* Dataset rows about figures:
######

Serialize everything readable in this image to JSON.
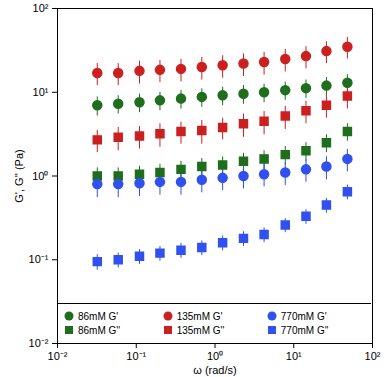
{
  "chart_data": {
    "type": "scatter",
    "x_label": "ω (rad/s)",
    "y_label": "G', G'' (Pa)",
    "log": true,
    "grid": false,
    "legend": "bottom",
    "x": [
      0.032,
      0.059,
      0.11,
      0.2,
      0.37,
      0.68,
      1.25,
      2.3,
      4.2,
      7.8,
      14.3,
      26,
      48
    ],
    "xlim": [
      0.01,
      100
    ],
    "xticks": [
      {
        "value": 0.01,
        "label": "10⁻²"
      },
      {
        "value": 0.1,
        "label": "10⁻¹"
      },
      {
        "value": 1,
        "label": "10⁰"
      },
      {
        "value": 10,
        "label": "10¹"
      },
      {
        "value": 100,
        "label": "10²"
      }
    ],
    "ylim": [
      0.01,
      100
    ],
    "yticks": [
      {
        "value": 0.01,
        "label": "10⁻²"
      },
      {
        "value": 0.1,
        "label": "10⁻¹"
      },
      {
        "value": 1,
        "label": "10⁰"
      },
      {
        "value": 10,
        "label": "10¹"
      },
      {
        "value": 100,
        "label": "10²"
      }
    ],
    "series": [
      {
        "name": "86mM G'",
        "color": "#1e6e1e",
        "marker": "circle",
        "values": [
          7,
          7.3,
          7.6,
          8,
          8.4,
          8.8,
          9.2,
          9.6,
          10,
          10.6,
          11.2,
          12,
          13
        ],
        "errors": [
          1.8,
          1.8,
          1.9,
          2,
          2.1,
          2.2,
          2.3,
          2.4,
          2.5,
          2.6,
          2.8,
          3,
          3.2
        ]
      },
      {
        "name": "86mM G''",
        "color": "#1e6e1e",
        "marker": "square",
        "values": [
          1,
          1,
          1.05,
          1.1,
          1.2,
          1.3,
          1.35,
          1.5,
          1.6,
          1.8,
          2,
          2.5,
          3.4
        ],
        "errors": [
          0.25,
          0.25,
          0.26,
          0.28,
          0.3,
          0.32,
          0.34,
          0.37,
          0.4,
          0.45,
          0.5,
          0.6,
          0.8
        ]
      },
      {
        "name": "135mM G'",
        "color": "#cc2020",
        "marker": "circle",
        "values": [
          17,
          17,
          18,
          18.5,
          19,
          20,
          21,
          22,
          23,
          25,
          27,
          31,
          35
        ],
        "errors": [
          5,
          5,
          5.5,
          5.5,
          5.7,
          6,
          6.3,
          6.6,
          7,
          7.5,
          8,
          9,
          10
        ]
      },
      {
        "name": "135mM G''",
        "color": "#cc2020",
        "marker": "square",
        "values": [
          2.7,
          2.9,
          3,
          3.2,
          3.4,
          3.5,
          3.8,
          4.2,
          4.5,
          5.2,
          6,
          7,
          9
        ],
        "errors": [
          0.8,
          0.9,
          0.9,
          1,
          1,
          1.1,
          1.1,
          1.3,
          1.4,
          1.6,
          1.8,
          2.1,
          2.7
        ]
      },
      {
        "name": "770mM G'",
        "color": "#3050f0",
        "marker": "circle",
        "values": [
          0.8,
          0.8,
          0.82,
          0.85,
          0.85,
          0.9,
          0.95,
          1,
          1.05,
          1.1,
          1.2,
          1.3,
          1.6
        ],
        "errors": [
          0.25,
          0.25,
          0.25,
          0.26,
          0.26,
          0.27,
          0.28,
          0.3,
          0.31,
          0.33,
          0.36,
          0.4,
          0.48
        ]
      },
      {
        "name": "770mM G''",
        "color": "#3050f0",
        "marker": "square",
        "values": [
          0.095,
          0.1,
          0.11,
          0.12,
          0.13,
          0.14,
          0.16,
          0.18,
          0.2,
          0.26,
          0.33,
          0.45,
          0.65
        ],
        "errors": [
          0.02,
          0.02,
          0.022,
          0.024,
          0.026,
          0.028,
          0.032,
          0.036,
          0.04,
          0.05,
          0.065,
          0.09,
          0.13
        ]
      }
    ]
  }
}
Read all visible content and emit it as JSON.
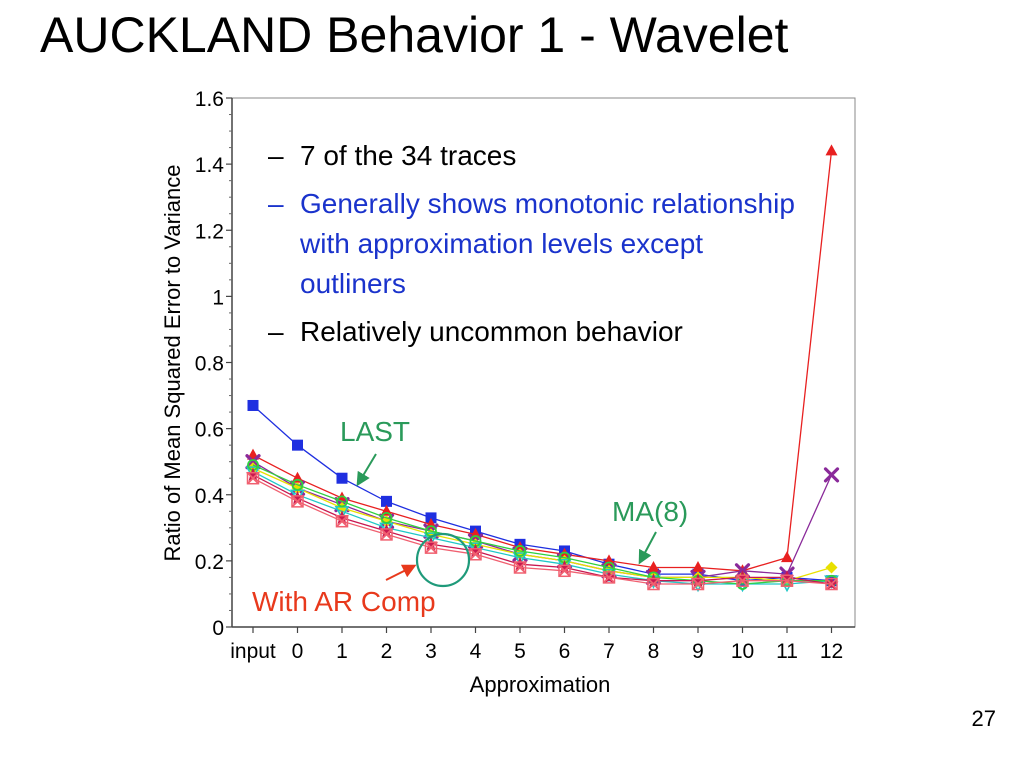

######

* Given task:
Write out all the entries exactly, except for the pictures.

* Final result:
Serialize everything readable in this image to JSON.
{
  "chart_data": {
    "type": "scatter",
    "x_label": "ω (rad/s)",
    "y_label": "G', G'' (Pa)",
    "log": true,
    "grid": false,
    "legend": "bottom",
    "x": [
      0.032,
      0.059,
      0.11,
      0.2,
      0.37,
      0.68,
      1.25,
      2.3,
      4.2,
      7.8,
      14.3,
      26,
      48
    ],
    "xlim": [
      0.01,
      100
    ],
    "xticks": [
      {
        "value": 0.01,
        "label": "10⁻²"
      },
      {
        "value": 0.1,
        "label": "10⁻¹"
      },
      {
        "value": 1,
        "label": "10⁰"
      },
      {
        "value": 10,
        "label": "10¹"
      },
      {
        "value": 100,
        "label": "10²"
      }
    ],
    "ylim": [
      0.01,
      100
    ],
    "yticks": [
      {
        "value": 0.01,
        "label": "10⁻²"
      },
      {
        "value": 0.1,
        "label": "10⁻¹"
      },
      {
        "value": 1,
        "label": "10⁰"
      },
      {
        "value": 10,
        "label": "10¹"
      },
      {
        "value": 100,
        "label": "10²"
      }
    ],
    "series": [
      {
        "name": "86mM G'",
        "color": "#1e6e1e",
        "marker": "circle",
        "values": [
          7,
          7.3,
          7.6,
          8,
          8.4,
          8.8,
          9.2,
          9.6,
          10,
          10.6,
          11.2,
          12,
          13
        ],
        "errors": [
          1.8,
          1.8,
          1.9,
          2,
          2.1,
          2.2,
          2.3,
          2.4,
          2.5,
          2.6,
          2.8,
          3,
          3.2
        ]
      },
      {
        "name": "86mM G''",
        "color": "#1e6e1e",
        "marker": "square",
        "values": [
          1,
          1,
          1.05,
          1.1,
          1.2,
          1.3,
          1.35,
          1.5,
          1.6,
          1.8,
          2,
          2.5,
          3.4
        ],
        "errors": [
          0.25,
          0.25,
          0.26,
          0.28,
          0.3,
          0.32,
          0.34,
          0.37,
          0.4,
          0.45,
          0.5,
          0.6,
          0.8
        ]
      },
      {
        "name": "135mM G'",
        "color": "#cc2020",
        "marker": "circle",
        "values": [
          17,
          17,
          18,
          18.5,
          19,
          20,
          21,
          22,
          23,
          25,
          27,
          31,
          35
        ],
        "errors": [
          5,
          5,
          5.5,
          5.5,
          5.7,
          6,
          6.3,
          6.6,
          7,
          7.5,
          8,
          9,
          10
        ]
      },
      {
        "name": "135mM G''",
        "color": "#cc2020",
        "marker": "square",
        "values": [
          2.7,
          2.9,
          3,
          3.2,
          3.4,
          3.5,
          3.8,
          4.2,
          4.5,
          5.2,
          6,
          7,
          9
        ],
        "errors": [
          0.8,
          0.9,
          0.9,
          1,
          1,
          1.1,
          1.1,
          1.3,
          1.4,
          1.6,
          1.8,
          2.1,
          2.7
        ]
      },
      {
        "name": "770mM G'",
        "color": "#3050f0",
        "marker": "circle",
        "values": [
          0.8,
          0.8,
          0.82,
          0.85,
          0.85,
          0.9,
          0.95,
          1,
          1.05,
          1.1,
          1.2,
          1.3,
          1.6
        ],
        "errors": [
          0.25,
          0.25,
          0.25,
          0.26,
          0.26,
          0.27,
          0.28,
          0.3,
          0.31,
          0.33,
          0.36,
          0.4,
          0.48
        ]
      },
      {
        "name": "770mM G''",
        "color": "#3050f0",
        "marker": "square",
        "values": [
          0.095,
          0.1,
          0.11,
          0.12,
          0.13,
          0.14,
          0.16,
          0.18,
          0.2,
          0.26,
          0.33,
          0.45,
          0.65
        ],
        "errors": [
          0.02,
          0.02,
          0.022,
          0.024,
          0.026,
          0.028,
          0.032,
          0.036,
          0.04,
          0.05,
          0.065,
          0.09,
          0.13
        ]
      }
    ]
  }
}
Read all visible content and emit it as JSON.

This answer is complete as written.